● **What you are asked to do**:
Copy each line below in which the string "Правительства" occurs.

___ Data lines

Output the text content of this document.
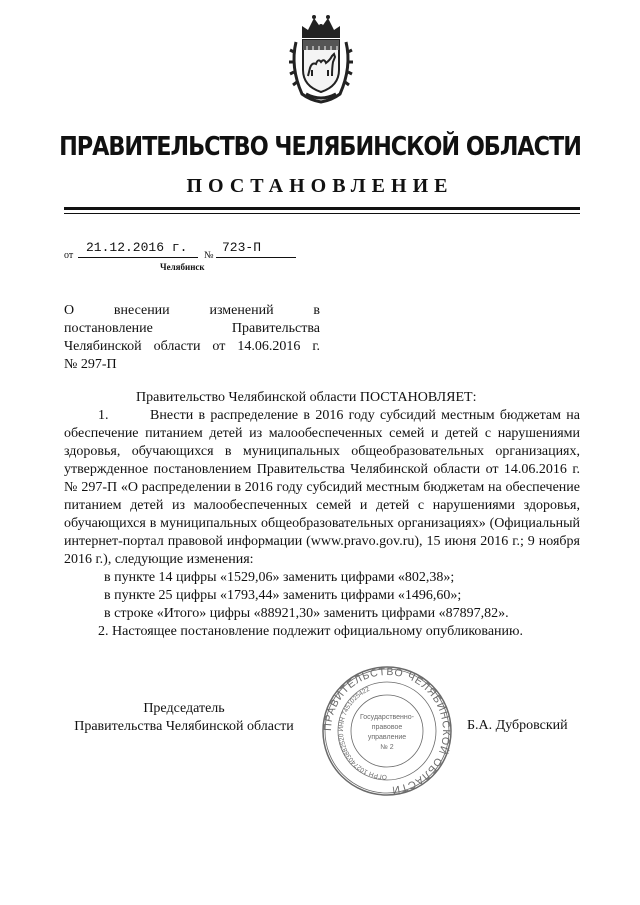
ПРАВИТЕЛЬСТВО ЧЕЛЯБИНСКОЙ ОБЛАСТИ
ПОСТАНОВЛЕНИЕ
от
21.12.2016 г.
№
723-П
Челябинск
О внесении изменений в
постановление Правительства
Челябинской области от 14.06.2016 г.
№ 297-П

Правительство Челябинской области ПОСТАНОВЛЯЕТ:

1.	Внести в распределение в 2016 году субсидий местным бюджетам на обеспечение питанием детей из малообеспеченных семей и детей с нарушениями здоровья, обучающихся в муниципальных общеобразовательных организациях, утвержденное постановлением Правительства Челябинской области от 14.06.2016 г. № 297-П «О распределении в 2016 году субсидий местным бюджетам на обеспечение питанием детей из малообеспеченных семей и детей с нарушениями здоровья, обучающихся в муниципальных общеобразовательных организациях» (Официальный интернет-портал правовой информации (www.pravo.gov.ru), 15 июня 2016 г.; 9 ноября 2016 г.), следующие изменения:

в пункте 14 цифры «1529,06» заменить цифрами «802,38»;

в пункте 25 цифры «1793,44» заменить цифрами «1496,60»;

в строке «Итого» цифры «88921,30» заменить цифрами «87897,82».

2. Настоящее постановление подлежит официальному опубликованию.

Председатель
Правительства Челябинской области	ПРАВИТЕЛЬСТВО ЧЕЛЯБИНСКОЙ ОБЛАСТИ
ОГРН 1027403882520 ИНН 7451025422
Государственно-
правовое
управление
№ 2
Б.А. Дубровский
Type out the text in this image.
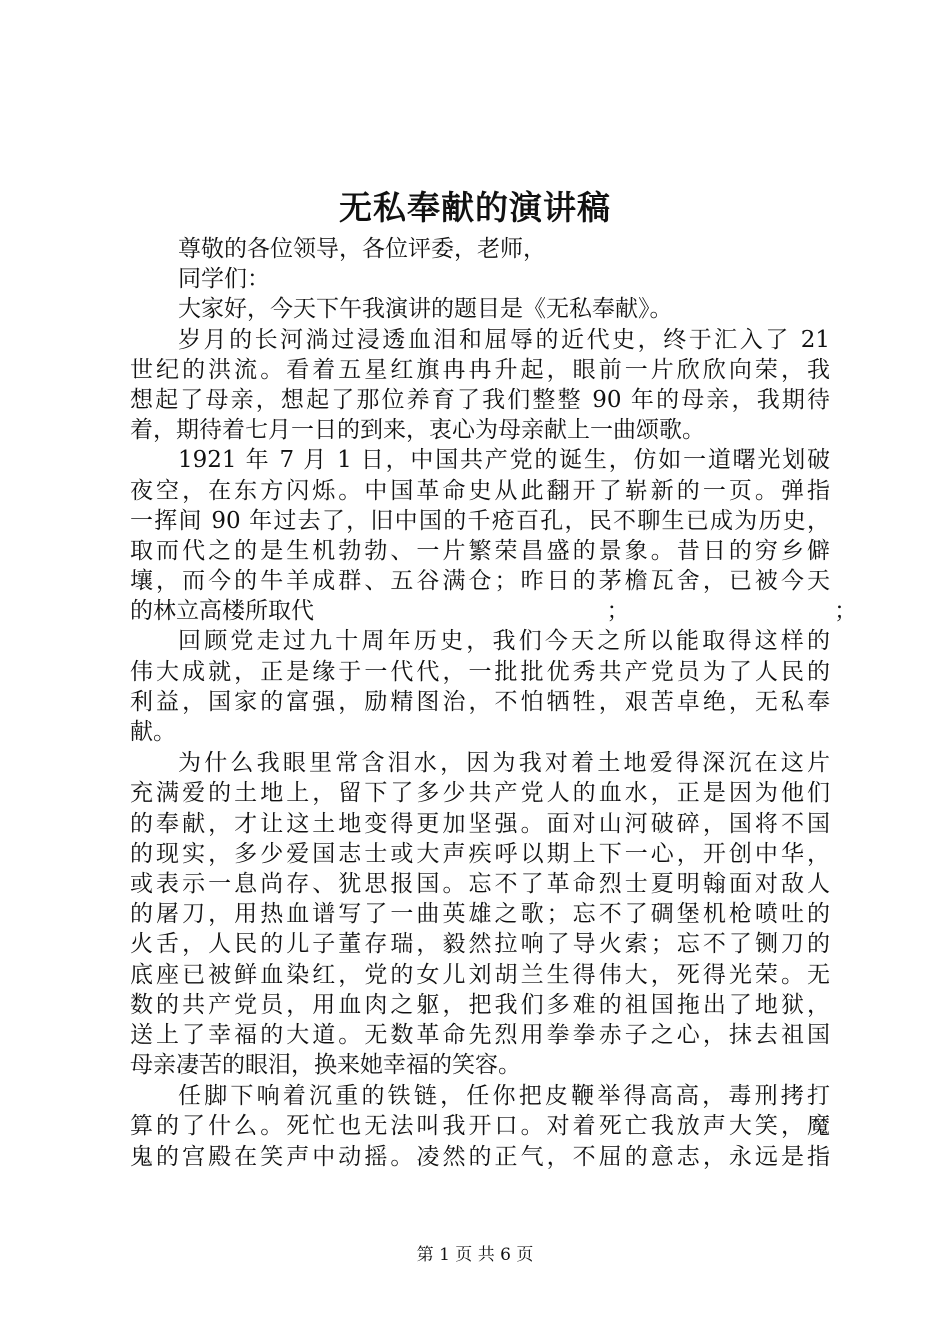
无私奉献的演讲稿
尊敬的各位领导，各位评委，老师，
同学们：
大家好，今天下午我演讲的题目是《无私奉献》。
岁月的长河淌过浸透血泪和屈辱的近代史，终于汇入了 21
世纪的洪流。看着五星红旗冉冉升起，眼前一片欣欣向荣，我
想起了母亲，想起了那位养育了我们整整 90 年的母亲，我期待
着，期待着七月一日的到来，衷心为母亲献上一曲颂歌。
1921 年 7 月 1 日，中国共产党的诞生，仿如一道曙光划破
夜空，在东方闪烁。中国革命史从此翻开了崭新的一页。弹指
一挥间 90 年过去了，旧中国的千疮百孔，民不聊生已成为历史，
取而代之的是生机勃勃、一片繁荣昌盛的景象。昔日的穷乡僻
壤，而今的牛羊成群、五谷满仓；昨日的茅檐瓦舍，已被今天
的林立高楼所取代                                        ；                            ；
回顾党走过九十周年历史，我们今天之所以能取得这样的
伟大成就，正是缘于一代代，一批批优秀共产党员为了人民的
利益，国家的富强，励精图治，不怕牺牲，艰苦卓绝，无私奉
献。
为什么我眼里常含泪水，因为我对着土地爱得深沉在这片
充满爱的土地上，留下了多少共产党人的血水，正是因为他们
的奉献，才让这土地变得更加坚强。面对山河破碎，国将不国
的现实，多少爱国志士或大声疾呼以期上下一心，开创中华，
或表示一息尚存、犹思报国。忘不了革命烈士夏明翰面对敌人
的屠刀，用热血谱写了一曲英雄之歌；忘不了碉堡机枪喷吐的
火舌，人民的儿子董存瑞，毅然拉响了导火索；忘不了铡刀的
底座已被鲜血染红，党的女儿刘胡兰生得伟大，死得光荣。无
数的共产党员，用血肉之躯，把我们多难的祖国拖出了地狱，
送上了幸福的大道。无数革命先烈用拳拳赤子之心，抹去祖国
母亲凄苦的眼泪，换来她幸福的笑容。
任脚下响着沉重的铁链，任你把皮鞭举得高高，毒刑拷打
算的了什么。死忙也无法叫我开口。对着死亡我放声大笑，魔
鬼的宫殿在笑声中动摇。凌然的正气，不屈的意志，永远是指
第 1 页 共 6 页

______

● **Response for this exercise**:
постановление Правительства
1.	Внести в распределение в 2016 году субсидий местным бюджетам на обеспечение питанием детей из малообеспеченных семей и детей с нарушениями здоровья, обучающихся в муниципальных общеобразовательных организациях, утвержденное постановлением Правительства Челябинской области от 14.06.2016 г. № 297-П «О распределении в 2016 году субсидий местным бюджетам на обеспечение питанием детей из малообеспеченных семей и детей с нарушениями здоровья, обучающихся в муниципальных общеобразовательных организациях» (Официальный интернет-портал правовой информации (www.pravo.gov.ru), 15 июня 2016 г.; 9 ноября 2016 г.), следующие изменения:
Правительства Челябинской области	ПРАВИТЕЛЬСТВО ЧЕЛЯБИНСКОЙ ОБЛАСТИ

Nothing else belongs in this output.